━━━━━ Records provided ━━━━━

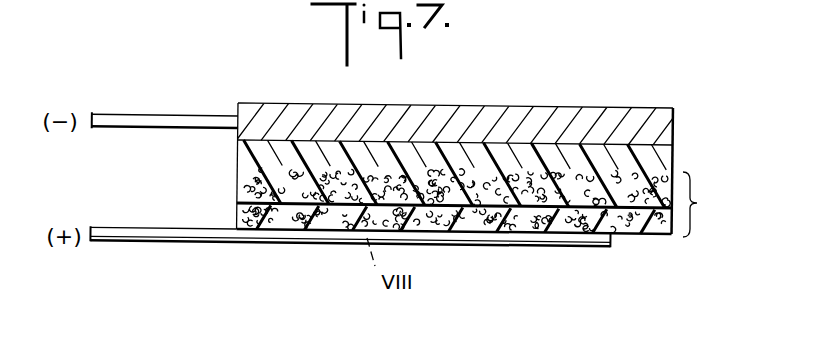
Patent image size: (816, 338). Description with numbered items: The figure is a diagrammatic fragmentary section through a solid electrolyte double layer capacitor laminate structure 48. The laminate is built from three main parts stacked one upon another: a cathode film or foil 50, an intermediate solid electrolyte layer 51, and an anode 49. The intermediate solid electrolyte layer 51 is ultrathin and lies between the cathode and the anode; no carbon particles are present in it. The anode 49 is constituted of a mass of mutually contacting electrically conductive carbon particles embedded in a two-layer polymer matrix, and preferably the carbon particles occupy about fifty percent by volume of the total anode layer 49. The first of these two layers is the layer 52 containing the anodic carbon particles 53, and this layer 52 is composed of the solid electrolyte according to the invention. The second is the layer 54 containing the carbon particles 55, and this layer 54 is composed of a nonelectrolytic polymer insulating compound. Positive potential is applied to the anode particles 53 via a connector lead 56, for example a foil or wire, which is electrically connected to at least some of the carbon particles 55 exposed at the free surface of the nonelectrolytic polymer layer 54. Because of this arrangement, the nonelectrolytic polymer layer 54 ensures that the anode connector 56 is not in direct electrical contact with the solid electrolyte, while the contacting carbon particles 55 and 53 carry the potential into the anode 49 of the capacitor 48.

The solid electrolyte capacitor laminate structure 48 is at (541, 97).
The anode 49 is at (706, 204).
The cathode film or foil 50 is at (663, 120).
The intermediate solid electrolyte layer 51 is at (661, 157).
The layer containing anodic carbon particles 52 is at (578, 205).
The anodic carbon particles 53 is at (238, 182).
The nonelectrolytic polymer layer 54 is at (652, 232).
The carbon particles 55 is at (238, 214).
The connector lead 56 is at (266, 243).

━━━━━
━━━━━ Records provided ━━━━━

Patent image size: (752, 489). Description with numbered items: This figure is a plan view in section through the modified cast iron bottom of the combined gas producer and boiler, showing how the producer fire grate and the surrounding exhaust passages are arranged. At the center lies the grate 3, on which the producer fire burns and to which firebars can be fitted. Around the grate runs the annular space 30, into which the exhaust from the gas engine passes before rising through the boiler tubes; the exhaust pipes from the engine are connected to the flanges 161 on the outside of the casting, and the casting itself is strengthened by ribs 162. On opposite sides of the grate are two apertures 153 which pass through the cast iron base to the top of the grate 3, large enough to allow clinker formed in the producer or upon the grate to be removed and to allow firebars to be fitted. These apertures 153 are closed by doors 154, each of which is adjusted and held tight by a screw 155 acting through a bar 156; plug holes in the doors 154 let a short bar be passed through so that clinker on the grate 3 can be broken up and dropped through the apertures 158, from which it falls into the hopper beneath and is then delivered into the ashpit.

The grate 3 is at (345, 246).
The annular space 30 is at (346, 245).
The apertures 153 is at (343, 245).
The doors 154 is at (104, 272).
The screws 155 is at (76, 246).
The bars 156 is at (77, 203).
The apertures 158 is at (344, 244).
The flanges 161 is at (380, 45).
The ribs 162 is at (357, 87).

━━━━━

Stated exercise =>
Turn the lines from the one holding "Patent image size: (752, 489)." through the one holding "The ribs 162 is at (357, 87).", both included, into a Markdown table with the columns Row and Line. Leave out blank lines, and number each row.

Task result =>
| Row | Line |
|---|---|
| 1 | Patent image size: (752, 489). Description with numbered items: This figure is a plan view in section through the modified cast iron bottom of the combined gas producer and boiler, showing how the producer fire grate and the surrounding exhaust passages are arranged. At the center lies the grate 3, on which the producer fire burns and to which firebars can be fitted. Around the grate runs the annular space 30, into which the exhaust from the gas engine passes before rising through the boiler tubes; the exhaust pipes from the engine are connected to the flanges 161 on the outside of the casting, and the casting itself is strengthened by ribs 162. On opposite sides of the grate are two apertures 153 which pass through the cast iron base to the top of the grate 3, large enough to allow clinker formed in the producer or upon the grate to be removed and to allow firebars to be fitted. These apertures 153 are closed by doors 154, each of which is adjusted and held tight by a screw 155 acting through a bar 156; plug holes in the doors 154 let a short bar be passed through so that clinker on the grate 3 can be broken up and dropped through the apertures 158, from which it falls into the hopper beneath and is then delivered into the ashpit. |
| 2 | The grate 3 is at (345, 246). |
| 3 | The annular space 30 is at (346, 245). |
| 4 | The apertures 153 is at (343, 245). |
| 5 | The doors 154 is at (104, 272). |
| 6 | The screws 155 is at (76, 246). |
| 7 | The bars 156 is at (77, 203). |
| 8 | The apertures 158 is at (344, 244). |
| 9 | The flanges 161 is at (380, 45). |
| 10 | The ribs 162 is at (357, 87). |